SET PROBLEM ▸ Collect each line holding the string "this".

____

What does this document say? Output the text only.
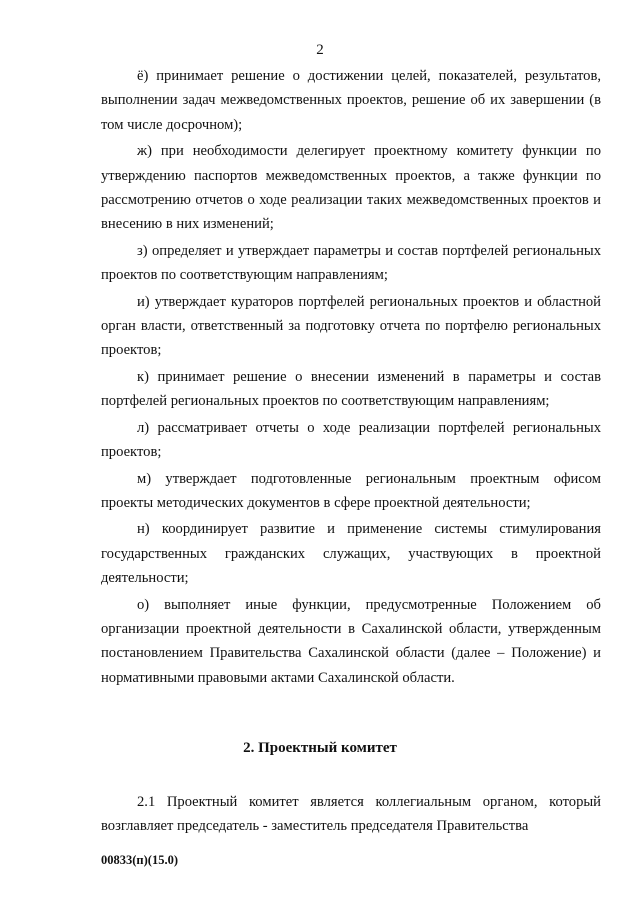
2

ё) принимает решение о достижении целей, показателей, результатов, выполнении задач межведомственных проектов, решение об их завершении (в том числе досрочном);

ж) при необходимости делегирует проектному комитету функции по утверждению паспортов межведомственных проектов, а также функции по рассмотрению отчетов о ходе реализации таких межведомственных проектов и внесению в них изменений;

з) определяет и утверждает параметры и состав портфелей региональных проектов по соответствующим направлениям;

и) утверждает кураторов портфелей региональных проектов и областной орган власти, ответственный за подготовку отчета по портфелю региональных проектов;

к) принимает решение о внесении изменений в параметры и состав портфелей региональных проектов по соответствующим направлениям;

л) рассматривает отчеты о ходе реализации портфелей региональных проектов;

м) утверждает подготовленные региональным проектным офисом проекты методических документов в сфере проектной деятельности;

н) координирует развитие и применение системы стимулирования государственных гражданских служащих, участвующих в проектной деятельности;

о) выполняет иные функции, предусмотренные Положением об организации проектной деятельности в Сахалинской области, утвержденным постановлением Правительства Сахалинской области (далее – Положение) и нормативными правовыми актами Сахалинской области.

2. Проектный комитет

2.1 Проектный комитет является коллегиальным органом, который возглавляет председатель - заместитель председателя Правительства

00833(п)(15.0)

____

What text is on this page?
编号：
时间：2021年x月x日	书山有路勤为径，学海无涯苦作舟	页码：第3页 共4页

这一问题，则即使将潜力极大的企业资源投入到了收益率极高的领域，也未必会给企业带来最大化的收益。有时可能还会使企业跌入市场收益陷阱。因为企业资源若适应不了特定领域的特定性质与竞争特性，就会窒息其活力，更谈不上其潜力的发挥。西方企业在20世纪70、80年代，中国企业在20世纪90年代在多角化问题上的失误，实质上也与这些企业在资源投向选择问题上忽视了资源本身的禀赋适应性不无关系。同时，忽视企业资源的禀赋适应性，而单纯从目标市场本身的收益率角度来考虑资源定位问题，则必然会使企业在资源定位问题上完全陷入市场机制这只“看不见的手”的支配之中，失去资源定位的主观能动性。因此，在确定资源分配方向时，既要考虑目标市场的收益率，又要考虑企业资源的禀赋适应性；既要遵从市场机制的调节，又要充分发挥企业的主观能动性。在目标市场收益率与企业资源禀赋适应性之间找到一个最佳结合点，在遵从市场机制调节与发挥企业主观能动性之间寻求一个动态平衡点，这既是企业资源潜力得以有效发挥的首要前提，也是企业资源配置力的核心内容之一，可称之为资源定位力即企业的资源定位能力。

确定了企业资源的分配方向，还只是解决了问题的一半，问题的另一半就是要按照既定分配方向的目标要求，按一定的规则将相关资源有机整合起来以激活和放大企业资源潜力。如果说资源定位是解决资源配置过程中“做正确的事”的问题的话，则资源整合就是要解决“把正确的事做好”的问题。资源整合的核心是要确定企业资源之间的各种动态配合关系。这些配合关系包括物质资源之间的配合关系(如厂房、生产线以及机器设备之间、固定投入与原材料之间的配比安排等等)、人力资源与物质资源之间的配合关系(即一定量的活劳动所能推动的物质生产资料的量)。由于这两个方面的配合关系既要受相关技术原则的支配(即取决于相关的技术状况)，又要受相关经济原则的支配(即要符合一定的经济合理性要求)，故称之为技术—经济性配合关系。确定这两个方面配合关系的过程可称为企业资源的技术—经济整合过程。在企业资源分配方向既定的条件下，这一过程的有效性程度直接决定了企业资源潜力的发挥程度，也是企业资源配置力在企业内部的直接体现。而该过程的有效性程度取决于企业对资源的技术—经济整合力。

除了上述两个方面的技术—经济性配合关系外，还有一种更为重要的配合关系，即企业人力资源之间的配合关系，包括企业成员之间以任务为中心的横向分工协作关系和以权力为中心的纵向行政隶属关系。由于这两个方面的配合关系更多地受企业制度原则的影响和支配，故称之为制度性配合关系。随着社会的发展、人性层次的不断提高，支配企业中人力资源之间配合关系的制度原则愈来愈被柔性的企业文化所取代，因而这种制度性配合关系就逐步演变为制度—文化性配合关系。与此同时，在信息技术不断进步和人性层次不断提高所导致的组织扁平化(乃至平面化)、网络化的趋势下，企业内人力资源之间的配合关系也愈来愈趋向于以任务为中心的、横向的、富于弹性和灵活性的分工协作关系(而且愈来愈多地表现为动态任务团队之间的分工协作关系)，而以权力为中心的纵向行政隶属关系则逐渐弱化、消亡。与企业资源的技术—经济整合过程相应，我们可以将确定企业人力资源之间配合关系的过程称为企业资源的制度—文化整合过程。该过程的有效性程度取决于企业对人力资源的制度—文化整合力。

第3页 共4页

____

WRITTEN ANSWER ▸
What does this document say? Output the text only.
What text is on this page?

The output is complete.